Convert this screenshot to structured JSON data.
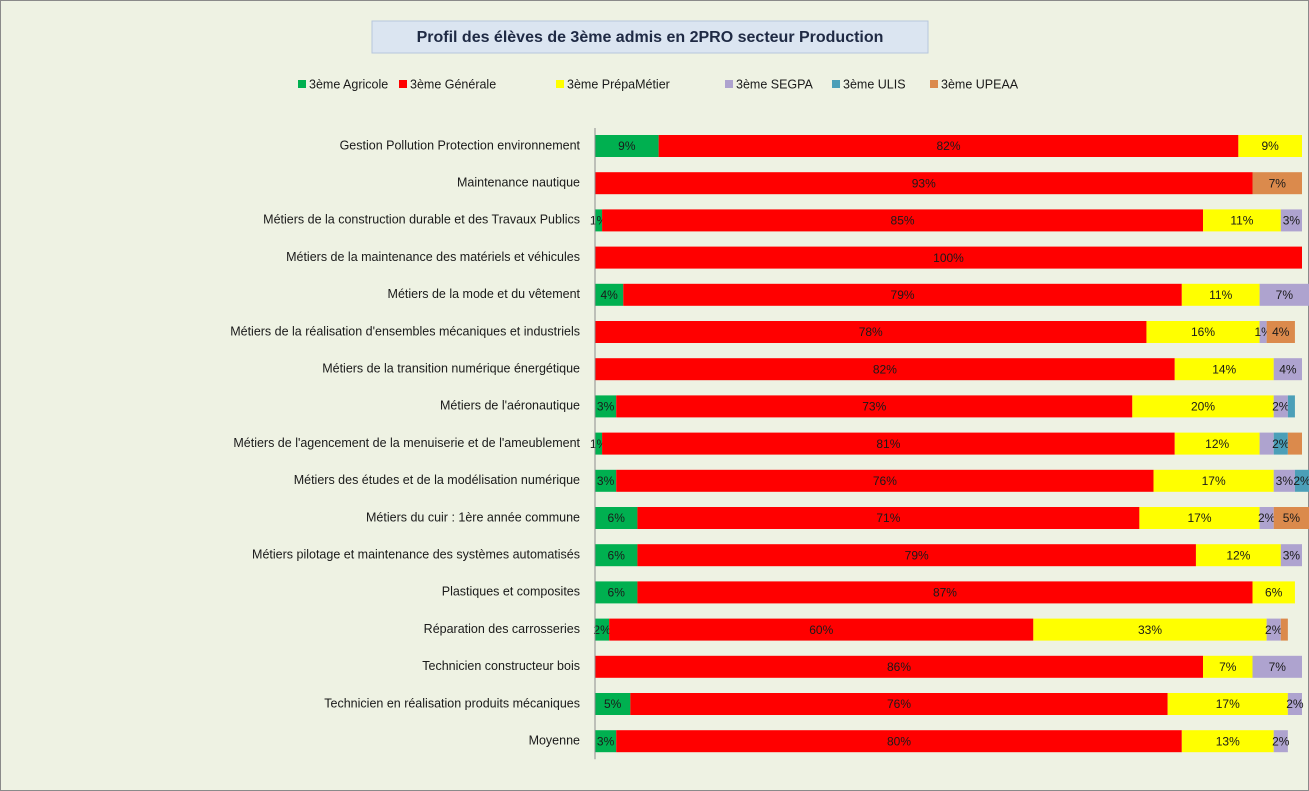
{
  "chart_data": {
    "type": "stacked-bar-horizontal",
    "title": "Profil des élèves de 3ème admis en 2PRO secteur Production",
    "xlim": [
      0,
      100
    ],
    "categories": [
      "Gestion Pollution Protection environnement",
      "Maintenance nautique",
      "Métiers de la construction durable et des Travaux Publics",
      "Métiers de la maintenance des matériels et véhicules",
      "Métiers de la mode et du vêtement",
      "Métiers de la réalisation  d'ensembles mécaniques et industriels",
      "Métiers de la transition numérique énergétique",
      "Métiers de l'aéronautique",
      "Métiers de l'agencement de la menuiserie et de l'ameublement",
      "Métiers des études et de la modélisation numérique",
      "Métiers du cuir : 1ère année commune",
      "Métiers pilotage et maintenance des systèmes automatisés",
      "Plastiques et composites",
      "Réparation des carrosseries",
      "Technicien constructeur bois",
      "Technicien en réalisation produits mécaniques",
      "Moyenne"
    ],
    "series": [
      {
        "name": "3ème Agricole",
        "color": "#00b050",
        "values": [
          9,
          null,
          1,
          null,
          4,
          null,
          null,
          3,
          1,
          3,
          6,
          6,
          6,
          2,
          null,
          5,
          3
        ],
        "value_labels": [
          "9%",
          null,
          "1%",
          null,
          "4%",
          null,
          null,
          "3%",
          "1%",
          "3%",
          "6%",
          "6%",
          "6%",
          "2%",
          null,
          "5%",
          "3%"
        ]
      },
      {
        "name": "3ème Générale",
        "color": "#ff0000",
        "values": [
          82,
          93,
          85,
          100,
          79,
          78,
          82,
          73,
          81,
          76,
          71,
          79,
          87,
          60,
          86,
          76,
          80
        ],
        "value_labels": [
          "82%",
          "93%",
          "85%",
          "100%",
          "79%",
          "78%",
          "82%",
          "73%",
          "81%",
          "76%",
          "71%",
          "79%",
          "87%",
          "60%",
          "86%",
          "76%",
          "80%"
        ]
      },
      {
        "name": "3ème PrépaMétier",
        "color": "#ffff00",
        "values": [
          9,
          null,
          11,
          null,
          11,
          16,
          14,
          20,
          12,
          17,
          17,
          12,
          6,
          33,
          7,
          17,
          13
        ],
        "value_labels": [
          "9%",
          null,
          "11%",
          null,
          "11%",
          "16%",
          "14%",
          "20%",
          "12%",
          "17%",
          "17%",
          "12%",
          "6%",
          "33%",
          "7%",
          "17%",
          "13%"
        ]
      },
      {
        "name": "3ème SEGPA",
        "color": "#aea3cf",
        "values": [
          null,
          null,
          3,
          null,
          7,
          1,
          4,
          2,
          2,
          3,
          2,
          3,
          null,
          2,
          7,
          2,
          2
        ],
        "value_labels": [
          null,
          null,
          "3%",
          null,
          "7%",
          "1%",
          "4%",
          "2%",
          null,
          "3%",
          "2%",
          "3%",
          null,
          "2%",
          "7%",
          "2%",
          "2%"
        ]
      },
      {
        "name": "3ème ULIS",
        "color": "#4b9fb8",
        "values": [
          null,
          null,
          null,
          null,
          null,
          null,
          null,
          1,
          2,
          2,
          null,
          null,
          null,
          null,
          null,
          null,
          null
        ],
        "value_labels": [
          null,
          null,
          null,
          null,
          null,
          null,
          null,
          null,
          "2%",
          "2%",
          null,
          null,
          null,
          null,
          null,
          null,
          null
        ]
      },
      {
        "name": "3ème UPEAA",
        "color": "#db8a4c",
        "values": [
          null,
          7,
          null,
          null,
          null,
          4,
          null,
          null,
          2,
          null,
          5,
          null,
          null,
          1,
          null,
          null,
          null
        ],
        "value_labels": [
          null,
          "7%",
          null,
          null,
          null,
          "4%",
          null,
          null,
          null,
          null,
          "5%",
          null,
          null,
          null,
          null,
          null,
          null
        ]
      }
    ]
  }
}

________________________________________

Task to carry out:
Looking at the records above, work out how many lines include the string "color". Give the number and nothing else.

The output:
6